* _What to produce_: Extract the full listing below without altering a single character.

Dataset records
[start]
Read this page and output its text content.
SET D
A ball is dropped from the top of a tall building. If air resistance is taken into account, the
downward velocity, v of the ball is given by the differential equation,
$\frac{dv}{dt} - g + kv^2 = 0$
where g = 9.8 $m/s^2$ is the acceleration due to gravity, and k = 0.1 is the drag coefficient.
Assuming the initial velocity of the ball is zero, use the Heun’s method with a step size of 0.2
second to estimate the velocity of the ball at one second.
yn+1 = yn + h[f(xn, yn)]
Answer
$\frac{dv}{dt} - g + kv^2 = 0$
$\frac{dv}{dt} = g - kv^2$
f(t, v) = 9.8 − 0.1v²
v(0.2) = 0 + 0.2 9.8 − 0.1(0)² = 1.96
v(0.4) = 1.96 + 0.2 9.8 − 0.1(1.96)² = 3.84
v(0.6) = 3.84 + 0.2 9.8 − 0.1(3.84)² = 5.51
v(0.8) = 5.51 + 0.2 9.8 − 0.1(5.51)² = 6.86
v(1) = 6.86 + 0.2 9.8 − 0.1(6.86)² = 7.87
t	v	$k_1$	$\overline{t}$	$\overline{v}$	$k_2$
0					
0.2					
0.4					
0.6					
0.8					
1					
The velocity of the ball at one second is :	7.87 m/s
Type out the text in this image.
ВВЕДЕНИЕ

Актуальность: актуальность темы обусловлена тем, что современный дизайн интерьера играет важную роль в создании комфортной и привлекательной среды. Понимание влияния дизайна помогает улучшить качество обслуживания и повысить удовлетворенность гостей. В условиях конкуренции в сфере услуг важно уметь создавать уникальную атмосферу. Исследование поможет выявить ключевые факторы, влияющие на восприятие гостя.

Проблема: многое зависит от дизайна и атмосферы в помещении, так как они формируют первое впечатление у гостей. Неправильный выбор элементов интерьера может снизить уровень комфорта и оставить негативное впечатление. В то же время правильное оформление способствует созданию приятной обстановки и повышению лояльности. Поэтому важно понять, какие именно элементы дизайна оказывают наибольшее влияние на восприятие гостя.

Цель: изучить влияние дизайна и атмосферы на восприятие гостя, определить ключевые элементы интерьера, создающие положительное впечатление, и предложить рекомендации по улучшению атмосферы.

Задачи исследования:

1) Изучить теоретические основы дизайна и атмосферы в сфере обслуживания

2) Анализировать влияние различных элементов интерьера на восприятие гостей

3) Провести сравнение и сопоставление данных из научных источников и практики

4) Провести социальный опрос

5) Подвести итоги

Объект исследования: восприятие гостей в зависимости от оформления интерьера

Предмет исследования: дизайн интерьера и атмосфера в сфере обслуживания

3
[end]
* _Expected output_:
Read this page and output its text content.
SET D
A ball is dropped from the top of a tall building. If air resistance is taken into account, the
downward velocity, v of the ball is given by the differential equation,
$\frac{dv}{dt} - g + kv^2 = 0$
where g = 9.8 $m/s^2$ is the acceleration due to gravity, and k = 0.1 is the drag coefficient.
Assuming the initial velocity of the ball is zero, use the Heun’s method with a step size of 0.2
second to estimate the velocity of the ball at one second.
yn+1 = yn + h[f(xn, yn)]
Answer
$\frac{dv}{dt} - g + kv^2 = 0$
$\frac{dv}{dt} = g - kv^2$
f(t, v) = 9.8 − 0.1v²
v(0.2) = 0 + 0.2 9.8 − 0.1(0)² = 1.96
v(0.4) = 1.96 + 0.2 9.8 − 0.1(1.96)² = 3.84
v(0.6) = 3.84 + 0.2 9.8 − 0.1(3.84)² = 5.51
v(0.8) = 5.51 + 0.2 9.8 − 0.1(5.51)² = 6.86
v(1) = 6.86 + 0.2 9.8 − 0.1(6.86)² = 7.87
t	v	$k_1$	$\overline{t}$	$\overline{v}$	$k_2$
0					
0.2					
0.4					
0.6					
0.8					
1					
The velocity of the ball at one second is :	7.87 m/s
Type out the text in this image.
ВВЕДЕНИЕ

Актуальность: актуальность темы обусловлена тем, что современный дизайн интерьера играет важную роль в создании комфортной и привлекательной среды. Понимание влияния дизайна помогает улучшить качество обслуживания и повысить удовлетворенность гостей. В условиях конкуренции в сфере услуг важно уметь создавать уникальную атмосферу. Исследование поможет выявить ключевые факторы, влияющие на восприятие гостя.

Проблема: многое зависит от дизайна и атмосферы в помещении, так как они формируют первое впечатление у гостей. Неправильный выбор элементов интерьера может снизить уровень комфорта и оставить негативное впечатление. В то же время правильное оформление способствует созданию приятной обстановки и повышению лояльности. Поэтому важно понять, какие именно элементы дизайна оказывают наибольшее влияние на восприятие гостя.

Цель: изучить влияние дизайна и атмосферы на восприятие гостя, определить ключевые элементы интерьера, создающие положительное впечатление, и предложить рекомендации по улучшению атмосферы.

Задачи исследования:

1) Изучить теоретические основы дизайна и атмосферы в сфере обслуживания

2) Анализировать влияние различных элементов интерьера на восприятие гостей

3) Провести сравнение и сопоставление данных из научных источников и практики

4) Провести социальный опрос

5) Подвести итоги

Объект исследования: восприятие гостей в зависимости от оформления интерьера

Предмет исследования: дизайн интерьера и атмосфера в сфере обслуживания

3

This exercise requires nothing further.